Exercise aim: Print the data exactly as it is given, please.

________________________________________

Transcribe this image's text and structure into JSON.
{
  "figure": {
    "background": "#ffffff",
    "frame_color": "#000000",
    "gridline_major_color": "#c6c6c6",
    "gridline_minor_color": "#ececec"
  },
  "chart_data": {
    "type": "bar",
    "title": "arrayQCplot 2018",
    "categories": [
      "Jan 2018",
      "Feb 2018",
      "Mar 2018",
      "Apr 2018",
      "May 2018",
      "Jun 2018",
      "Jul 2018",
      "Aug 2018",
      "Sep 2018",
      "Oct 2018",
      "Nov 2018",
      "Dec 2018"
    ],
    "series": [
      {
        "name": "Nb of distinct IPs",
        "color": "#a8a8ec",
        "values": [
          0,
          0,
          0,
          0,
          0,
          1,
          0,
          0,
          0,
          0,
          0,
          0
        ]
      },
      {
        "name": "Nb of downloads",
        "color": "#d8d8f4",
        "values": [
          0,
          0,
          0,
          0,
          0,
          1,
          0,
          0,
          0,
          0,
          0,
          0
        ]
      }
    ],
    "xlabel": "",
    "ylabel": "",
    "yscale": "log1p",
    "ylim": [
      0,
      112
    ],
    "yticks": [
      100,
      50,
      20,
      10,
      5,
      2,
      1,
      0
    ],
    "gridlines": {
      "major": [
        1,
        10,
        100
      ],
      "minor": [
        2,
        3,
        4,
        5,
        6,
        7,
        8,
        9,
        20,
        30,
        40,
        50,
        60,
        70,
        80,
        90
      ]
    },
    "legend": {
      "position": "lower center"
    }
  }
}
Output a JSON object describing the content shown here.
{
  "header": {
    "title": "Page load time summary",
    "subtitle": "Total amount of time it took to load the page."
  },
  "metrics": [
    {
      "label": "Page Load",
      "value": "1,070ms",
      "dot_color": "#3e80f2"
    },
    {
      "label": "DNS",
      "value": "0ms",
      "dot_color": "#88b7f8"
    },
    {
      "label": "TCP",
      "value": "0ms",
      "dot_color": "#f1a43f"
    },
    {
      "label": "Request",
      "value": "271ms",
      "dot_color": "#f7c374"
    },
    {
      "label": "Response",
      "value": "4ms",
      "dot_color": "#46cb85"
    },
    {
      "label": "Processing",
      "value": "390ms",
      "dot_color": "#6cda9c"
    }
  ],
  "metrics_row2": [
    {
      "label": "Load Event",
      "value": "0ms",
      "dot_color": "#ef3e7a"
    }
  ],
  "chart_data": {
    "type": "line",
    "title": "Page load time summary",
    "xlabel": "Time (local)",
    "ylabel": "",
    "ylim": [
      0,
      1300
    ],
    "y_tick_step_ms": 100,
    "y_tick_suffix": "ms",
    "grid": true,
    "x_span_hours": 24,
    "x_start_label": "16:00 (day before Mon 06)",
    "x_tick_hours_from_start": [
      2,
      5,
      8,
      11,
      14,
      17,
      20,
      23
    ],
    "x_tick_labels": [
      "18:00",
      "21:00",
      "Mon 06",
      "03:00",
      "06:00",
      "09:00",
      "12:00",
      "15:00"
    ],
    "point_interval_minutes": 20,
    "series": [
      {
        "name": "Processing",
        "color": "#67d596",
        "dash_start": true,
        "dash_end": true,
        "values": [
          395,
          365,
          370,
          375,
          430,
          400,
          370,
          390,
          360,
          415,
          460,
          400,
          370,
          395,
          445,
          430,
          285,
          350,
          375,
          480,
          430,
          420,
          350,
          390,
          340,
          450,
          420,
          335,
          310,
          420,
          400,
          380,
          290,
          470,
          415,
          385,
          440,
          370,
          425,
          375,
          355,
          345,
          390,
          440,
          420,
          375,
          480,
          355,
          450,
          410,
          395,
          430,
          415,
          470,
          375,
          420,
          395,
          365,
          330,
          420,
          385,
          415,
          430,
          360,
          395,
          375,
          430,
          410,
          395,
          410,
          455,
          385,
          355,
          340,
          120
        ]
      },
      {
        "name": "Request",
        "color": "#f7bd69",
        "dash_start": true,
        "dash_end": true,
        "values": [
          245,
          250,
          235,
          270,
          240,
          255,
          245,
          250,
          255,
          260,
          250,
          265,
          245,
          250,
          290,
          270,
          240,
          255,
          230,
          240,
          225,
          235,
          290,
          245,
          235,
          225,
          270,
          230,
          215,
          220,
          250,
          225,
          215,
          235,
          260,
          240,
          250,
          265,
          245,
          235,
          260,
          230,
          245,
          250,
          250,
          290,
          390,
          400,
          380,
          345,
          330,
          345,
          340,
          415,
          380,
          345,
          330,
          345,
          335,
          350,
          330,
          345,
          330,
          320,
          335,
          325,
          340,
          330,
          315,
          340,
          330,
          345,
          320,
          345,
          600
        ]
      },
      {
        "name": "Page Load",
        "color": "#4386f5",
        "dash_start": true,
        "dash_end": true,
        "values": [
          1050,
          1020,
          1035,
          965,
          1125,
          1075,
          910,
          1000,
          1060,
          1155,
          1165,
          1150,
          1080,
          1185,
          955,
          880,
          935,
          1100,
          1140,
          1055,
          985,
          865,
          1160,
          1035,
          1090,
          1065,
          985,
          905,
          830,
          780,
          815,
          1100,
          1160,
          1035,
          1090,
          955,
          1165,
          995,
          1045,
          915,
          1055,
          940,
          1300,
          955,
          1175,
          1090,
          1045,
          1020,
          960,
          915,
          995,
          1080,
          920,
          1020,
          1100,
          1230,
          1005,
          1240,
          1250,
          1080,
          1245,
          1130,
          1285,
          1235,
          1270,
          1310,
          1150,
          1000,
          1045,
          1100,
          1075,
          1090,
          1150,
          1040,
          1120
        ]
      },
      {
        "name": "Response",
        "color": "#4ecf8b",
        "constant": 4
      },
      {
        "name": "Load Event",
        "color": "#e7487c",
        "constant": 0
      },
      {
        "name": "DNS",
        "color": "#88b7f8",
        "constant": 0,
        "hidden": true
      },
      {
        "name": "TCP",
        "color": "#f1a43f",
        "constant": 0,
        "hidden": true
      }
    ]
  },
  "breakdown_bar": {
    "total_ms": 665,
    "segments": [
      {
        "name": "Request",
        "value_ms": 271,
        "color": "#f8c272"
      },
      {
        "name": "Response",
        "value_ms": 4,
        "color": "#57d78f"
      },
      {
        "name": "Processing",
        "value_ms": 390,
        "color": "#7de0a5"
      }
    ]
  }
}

________________________________________

Exercise result:
Transcribe this image's text and structure into JSON.
{
  "figure": {
    "background": "#ffffff",
    "frame_color": "#000000",
    "gridline_major_color": "#c6c6c6",
    "gridline_minor_color": "#ececec"
  },
  "chart_data": {
    "type": "bar",
    "title": "arrayQCplot 2018",
    "categories": [
      "Jan 2018",
      "Feb 2018",
      "Mar 2018",
      "Apr 2018",
      "May 2018",
      "Jun 2018",
      "Jul 2018",
      "Aug 2018",
      "Sep 2018",
      "Oct 2018",
      "Nov 2018",
      "Dec 2018"
    ],
    "series": [
      {
        "name": "Nb of distinct IPs",
        "color": "#a8a8ec",
        "values": [
          0,
          0,
          0,
          0,
          0,
          1,
          0,
          0,
          0,
          0,
          0,
          0
        ]
      },
      {
        "name": "Nb of downloads",
        "color": "#d8d8f4",
        "values": [
          0,
          0,
          0,
          0,
          0,
          1,
          0,
          0,
          0,
          0,
          0,
          0
        ]
      }
    ],
    "xlabel": "",
    "ylabel": "",
    "yscale": "log1p",
    "ylim": [
      0,
      112
    ],
    "yticks": [
      100,
      50,
      20,
      10,
      5,
      2,
      1,
      0
    ],
    "gridlines": {
      "major": [
        1,
        10,
        100
      ],
      "minor": [
        2,
        3,
        4,
        5,
        6,
        7,
        8,
        9,
        20,
        30,
        40,
        50,
        60,
        70,
        80,
        90
      ]
    },
    "legend": {
      "position": "lower center"
    }
  }
}
Output a JSON object describing the content shown here.
{
  "header": {
    "title": "Page load time summary",
    "subtitle": "Total amount of time it took to load the page."
  },
  "metrics": [
    {
      "label": "Page Load",
      "value": "1,070ms",
      "dot_color": "#3e80f2"
    },
    {
      "label": "DNS",
      "value": "0ms",
      "dot_color": "#88b7f8"
    },
    {
      "label": "TCP",
      "value": "0ms",
      "dot_color": "#f1a43f"
    },
    {
      "label": "Request",
      "value": "271ms",
      "dot_color": "#f7c374"
    },
    {
      "label": "Response",
      "value": "4ms",
      "dot_color": "#46cb85"
    },
    {
      "label": "Processing",
      "value": "390ms",
      "dot_color": "#6cda9c"
    }
  ],
  "metrics_row2": [
    {
      "label": "Load Event",
      "value": "0ms",
      "dot_color": "#ef3e7a"
    }
  ],
  "chart_data": {
    "type": "line",
    "title": "Page load time summary",
    "xlabel": "Time (local)",
    "ylabel": "",
    "ylim": [
      0,
      1300
    ],
    "y_tick_step_ms": 100,
    "y_tick_suffix": "ms",
    "grid": true,
    "x_span_hours": 24,
    "x_start_label": "16:00 (day before Mon 06)",
    "x_tick_hours_from_start": [
      2,
      5,
      8,
      11,
      14,
      17,
      20,
      23
    ],
    "x_tick_labels": [
      "18:00",
      "21:00",
      "Mon 06",
      "03:00",
      "06:00",
      "09:00",
      "12:00",
      "15:00"
    ],
    "point_interval_minutes": 20,
    "series": [
      {
        "name": "Processing",
        "color": "#67d596",
        "dash_start": true,
        "dash_end": true,
        "values": [
          395,
          365,
          370,
          375,
          430,
          400,
          370,
          390,
          360,
          415,
          460,
          400,
          370,
          395,
          445,
          430,
          285,
          350,
          375,
          480,
          430,
          420,
          350,
          390,
          340,
          450,
          420,
          335,
          310,
          420,
          400,
          380,
          290,
          470,
          415,
          385,
          440,
          370,
          425,
          375,
          355,
          345,
          390,
          440,
          420,
          375,
          480,
          355,
          450,
          410,
          395,
          430,
          415,
          470,
          375,
          420,
          395,
          365,
          330,
          420,
          385,
          415,
          430,
          360,
          395,
          375,
          430,
          410,
          395,
          410,
          455,
          385,
          355,
          340,
          120
        ]
      },
      {
        "name": "Request",
        "color": "#f7bd69",
        "dash_start": true,
        "dash_end": true,
        "values": [
          245,
          250,
          235,
          270,
          240,
          255,
          245,
          250,
          255,
          260,
          250,
          265,
          245,
          250,
          290,
          270,
          240,
          255,
          230,
          240,
          225,
          235,
          290,
          245,
          235,
          225,
          270,
          230,
          215,
          220,
          250,
          225,
          215,
          235,
          260,
          240,
          250,
          265,
          245,
          235,
          260,
          230,
          245,
          250,
          250,
          290,
          390,
          400,
          380,
          345,
          330,
          345,
          340,
          415,
          380,
          345,
          330,
          345,
          335,
          350,
          330,
          345,
          330,
          320,
          335,
          325,
          340,
          330,
          315,
          340,
          330,
          345,
          320,
          345,
          600
        ]
      },
      {
        "name": "Page Load",
        "color": "#4386f5",
        "dash_start": true,
        "dash_end": true,
        "values": [
          1050,
          1020,
          1035,
          965,
          1125,
          1075,
          910,
          1000,
          1060,
          1155,
          1165,
          1150,
          1080,
          1185,
          955,
          880,
          935,
          1100,
          1140,
          1055,
          985,
          865,
          1160,
          1035,
          1090,
          1065,
          985,
          905,
          830,
          780,
          815,
          1100,
          1160,
          1035,
          1090,
          955,
          1165,
          995,
          1045,
          915,
          1055,
          940,
          1300,
          955,
          1175,
          1090,
          1045,
          1020,
          960,
          915,
          995,
          1080,
          920,
          1020,
          1100,
          1230,
          1005,
          1240,
          1250,
          1080,
          1245,
          1130,
          1285,
          1235,
          1270,
          1310,
          1150,
          1000,
          1045,
          1100,
          1075,
          1090,
          1150,
          1040,
          1120
        ]
      },
      {
        "name": "Response",
        "color": "#4ecf8b",
        "constant": 4
      },
      {
        "name": "Load Event",
        "color": "#e7487c",
        "constant": 0
      },
      {
        "name": "DNS",
        "color": "#88b7f8",
        "constant": 0,
        "hidden": true
      },
      {
        "name": "TCP",
        "color": "#f1a43f",
        "constant": 0,
        "hidden": true
      }
    ]
  },
  "breakdown_bar": {
    "total_ms": 665,
    "segments": [
      {
        "name": "Request",
        "value_ms": 271,
        "color": "#f8c272"
      },
      {
        "name": "Response",
        "value_ms": 4,
        "color": "#57d78f"
      },
      {
        "name": "Processing",
        "value_ms": 390,
        "color": "#7de0a5"
      }
    ]
  }
}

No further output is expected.